DIRECTIONS FOR THIS TASK => Can you transcribe every record below exactly as it appears?

═════ DATASET EXTRACT

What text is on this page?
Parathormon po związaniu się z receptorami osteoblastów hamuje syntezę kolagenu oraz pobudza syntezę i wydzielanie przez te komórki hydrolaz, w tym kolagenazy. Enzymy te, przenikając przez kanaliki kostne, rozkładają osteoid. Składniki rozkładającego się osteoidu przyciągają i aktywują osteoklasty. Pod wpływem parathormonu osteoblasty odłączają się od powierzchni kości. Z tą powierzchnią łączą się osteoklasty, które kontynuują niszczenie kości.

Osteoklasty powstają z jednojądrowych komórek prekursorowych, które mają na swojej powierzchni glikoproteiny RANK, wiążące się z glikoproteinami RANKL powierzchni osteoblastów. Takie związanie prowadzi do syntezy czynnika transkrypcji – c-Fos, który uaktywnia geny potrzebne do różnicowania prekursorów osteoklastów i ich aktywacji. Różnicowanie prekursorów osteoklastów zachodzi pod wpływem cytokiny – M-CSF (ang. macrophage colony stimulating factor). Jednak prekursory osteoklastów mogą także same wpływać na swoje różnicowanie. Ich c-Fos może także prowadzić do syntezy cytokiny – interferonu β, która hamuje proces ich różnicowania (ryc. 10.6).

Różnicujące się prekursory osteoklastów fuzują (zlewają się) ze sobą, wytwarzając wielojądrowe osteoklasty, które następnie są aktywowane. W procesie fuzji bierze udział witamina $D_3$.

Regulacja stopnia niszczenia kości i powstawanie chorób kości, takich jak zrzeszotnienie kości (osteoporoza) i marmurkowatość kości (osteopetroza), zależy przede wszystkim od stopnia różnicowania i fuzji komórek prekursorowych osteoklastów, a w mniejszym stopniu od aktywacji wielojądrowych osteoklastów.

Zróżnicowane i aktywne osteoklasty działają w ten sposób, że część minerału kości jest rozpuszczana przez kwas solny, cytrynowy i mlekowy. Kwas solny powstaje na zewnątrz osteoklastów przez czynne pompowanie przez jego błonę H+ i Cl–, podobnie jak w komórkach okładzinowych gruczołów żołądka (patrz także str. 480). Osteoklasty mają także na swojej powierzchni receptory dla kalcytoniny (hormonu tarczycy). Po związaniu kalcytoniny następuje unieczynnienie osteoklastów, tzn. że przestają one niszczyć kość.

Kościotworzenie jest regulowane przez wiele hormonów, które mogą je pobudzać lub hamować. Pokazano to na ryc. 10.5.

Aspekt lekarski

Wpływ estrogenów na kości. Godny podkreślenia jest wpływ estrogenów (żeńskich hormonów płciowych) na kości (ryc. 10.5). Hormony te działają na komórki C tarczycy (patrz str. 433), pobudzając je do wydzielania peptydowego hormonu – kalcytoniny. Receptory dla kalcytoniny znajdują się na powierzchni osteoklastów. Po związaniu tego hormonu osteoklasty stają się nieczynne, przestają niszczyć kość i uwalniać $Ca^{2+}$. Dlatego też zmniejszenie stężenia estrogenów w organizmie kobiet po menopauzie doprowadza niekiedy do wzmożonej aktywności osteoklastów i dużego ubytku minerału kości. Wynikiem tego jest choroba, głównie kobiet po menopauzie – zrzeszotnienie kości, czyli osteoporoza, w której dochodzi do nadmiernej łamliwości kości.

══════════

SOLUTION =>
What text is on this page?
Parathormon po związaniu się z receptorami osteoblastów hamuje syntezę kolagenu oraz pobudza syntezę i wydzielanie przez te komórki hydrolaz, w tym kolagenazy. Enzymy te, przenikając przez kanaliki kostne, rozkładają osteoid. Składniki rozkładającego się osteoidu przyciągają i aktywują osteoklasty. Pod wpływem parathormonu osteoblasty odłączają się od powierzchni kości. Z tą powierzchnią łączą się osteoklasty, które kontynuują niszczenie kości.

Osteoklasty powstają z jednojądrowych komórek prekursorowych, które mają na swojej powierzchni glikoproteiny RANK, wiążące się z glikoproteinami RANKL powierzchni osteoblastów. Takie związanie prowadzi do syntezy czynnika transkrypcji – c-Fos, który uaktywnia geny potrzebne do różnicowania prekursorów osteoklastów i ich aktywacji. Różnicowanie prekursorów osteoklastów zachodzi pod wpływem cytokiny – M-CSF (ang. macrophage colony stimulating factor). Jednak prekursory osteoklastów mogą także same wpływać na swoje różnicowanie. Ich c-Fos może także prowadzić do syntezy cytokiny – interferonu β, która hamuje proces ich różnicowania (ryc. 10.6).

Różnicujące się prekursory osteoklastów fuzują (zlewają się) ze sobą, wytwarzając wielojądrowe osteoklasty, które następnie są aktywowane. W procesie fuzji bierze udział witamina $D_3$.

Regulacja stopnia niszczenia kości i powstawanie chorób kości, takich jak zrzeszotnienie kości (osteoporoza) i marmurkowatość kości (osteopetroza), zależy przede wszystkim od stopnia różnicowania i fuzji komórek prekursorowych osteoklastów, a w mniejszym stopniu od aktywacji wielojądrowych osteoklastów.

Zróżnicowane i aktywne osteoklasty działają w ten sposób, że część minerału kości jest rozpuszczana przez kwas solny, cytrynowy i mlekowy. Kwas solny powstaje na zewnątrz osteoklastów przez czynne pompowanie przez jego błonę H+ i Cl–, podobnie jak w komórkach okładzinowych gruczołów żołądka (patrz także str. 480). Osteoklasty mają także na swojej powierzchni receptory dla kalcytoniny (hormonu tarczycy). Po związaniu kalcytoniny następuje unieczynnienie osteoklastów, tzn. że przestają one niszczyć kość.

Kościotworzenie jest regulowane przez wiele hormonów, które mogą je pobudzać lub hamować. Pokazano to na ryc. 10.5.

Aspekt lekarski

Wpływ estrogenów na kości. Godny podkreślenia jest wpływ estrogenów (żeńskich hormonów płciowych) na kości (ryc. 10.5). Hormony te działają na komórki C tarczycy (patrz str. 433), pobudzając je do wydzielania peptydowego hormonu – kalcytoniny. Receptory dla kalcytoniny znajdują się na powierzchni osteoklastów. Po związaniu tego hormonu osteoklasty stają się nieczynne, przestają niszczyć kość i uwalniać $Ca^{2+}$. Dlatego też zmniejszenie stężenia estrogenów w organizmie kobiet po menopauzie doprowadza niekiedy do wzmożonej aktywności osteoklastów i dużego ubytku minerału kości. Wynikiem tego jest choroba, głównie kobiet po menopauzie – zrzeszotnienie kości, czyli osteoporoza, w której dochodzi do nadmiernej łamliwości kości.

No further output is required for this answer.